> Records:
────
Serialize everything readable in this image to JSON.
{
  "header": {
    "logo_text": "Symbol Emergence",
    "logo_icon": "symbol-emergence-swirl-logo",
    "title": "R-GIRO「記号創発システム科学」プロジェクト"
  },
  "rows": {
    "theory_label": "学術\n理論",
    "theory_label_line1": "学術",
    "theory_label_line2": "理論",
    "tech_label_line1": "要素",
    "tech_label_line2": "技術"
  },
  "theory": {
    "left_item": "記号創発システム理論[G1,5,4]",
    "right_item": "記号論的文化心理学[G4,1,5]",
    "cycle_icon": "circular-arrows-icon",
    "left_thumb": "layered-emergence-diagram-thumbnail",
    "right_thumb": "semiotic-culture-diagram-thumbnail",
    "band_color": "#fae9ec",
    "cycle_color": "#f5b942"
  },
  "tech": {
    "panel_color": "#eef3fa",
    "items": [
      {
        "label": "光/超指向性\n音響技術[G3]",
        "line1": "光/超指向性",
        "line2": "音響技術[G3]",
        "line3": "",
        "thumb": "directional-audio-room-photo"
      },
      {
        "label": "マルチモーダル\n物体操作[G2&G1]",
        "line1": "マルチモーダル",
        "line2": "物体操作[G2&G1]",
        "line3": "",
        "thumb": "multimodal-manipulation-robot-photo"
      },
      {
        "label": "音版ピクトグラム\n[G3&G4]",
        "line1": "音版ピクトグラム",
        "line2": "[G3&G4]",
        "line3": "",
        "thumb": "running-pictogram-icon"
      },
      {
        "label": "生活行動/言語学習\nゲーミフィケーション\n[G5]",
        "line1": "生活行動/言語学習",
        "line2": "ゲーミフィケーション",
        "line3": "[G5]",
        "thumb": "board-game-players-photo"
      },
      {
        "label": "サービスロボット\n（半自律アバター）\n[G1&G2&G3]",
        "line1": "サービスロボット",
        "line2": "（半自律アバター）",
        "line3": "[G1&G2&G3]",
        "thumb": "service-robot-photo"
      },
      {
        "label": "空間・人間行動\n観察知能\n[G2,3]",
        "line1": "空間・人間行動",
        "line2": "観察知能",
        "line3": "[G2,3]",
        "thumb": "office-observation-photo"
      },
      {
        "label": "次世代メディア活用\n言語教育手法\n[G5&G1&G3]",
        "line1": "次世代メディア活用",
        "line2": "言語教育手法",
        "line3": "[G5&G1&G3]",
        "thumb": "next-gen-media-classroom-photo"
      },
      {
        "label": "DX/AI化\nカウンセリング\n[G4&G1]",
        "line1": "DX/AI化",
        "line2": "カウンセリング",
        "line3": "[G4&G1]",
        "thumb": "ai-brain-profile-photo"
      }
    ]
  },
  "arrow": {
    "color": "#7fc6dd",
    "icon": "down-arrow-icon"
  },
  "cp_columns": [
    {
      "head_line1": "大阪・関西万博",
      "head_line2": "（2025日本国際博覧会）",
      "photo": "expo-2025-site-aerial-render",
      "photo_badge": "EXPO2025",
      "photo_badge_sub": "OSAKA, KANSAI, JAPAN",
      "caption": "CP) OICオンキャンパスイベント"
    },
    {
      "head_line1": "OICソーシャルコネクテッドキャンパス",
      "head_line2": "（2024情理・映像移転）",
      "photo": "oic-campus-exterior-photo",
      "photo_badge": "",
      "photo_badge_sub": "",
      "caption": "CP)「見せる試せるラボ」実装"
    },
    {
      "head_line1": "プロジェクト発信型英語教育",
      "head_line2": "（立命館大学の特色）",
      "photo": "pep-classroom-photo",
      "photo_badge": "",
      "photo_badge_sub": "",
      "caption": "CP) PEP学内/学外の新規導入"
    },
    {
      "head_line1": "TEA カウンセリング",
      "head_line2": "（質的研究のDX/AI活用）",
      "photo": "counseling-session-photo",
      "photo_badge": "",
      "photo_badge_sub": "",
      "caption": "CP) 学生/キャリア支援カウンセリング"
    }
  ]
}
────
> YOUR INSTRUCTIONS: Go through the data and count each line that has the word "diagram", then give the total alone.

> OUTPUT OF THE TASK: 2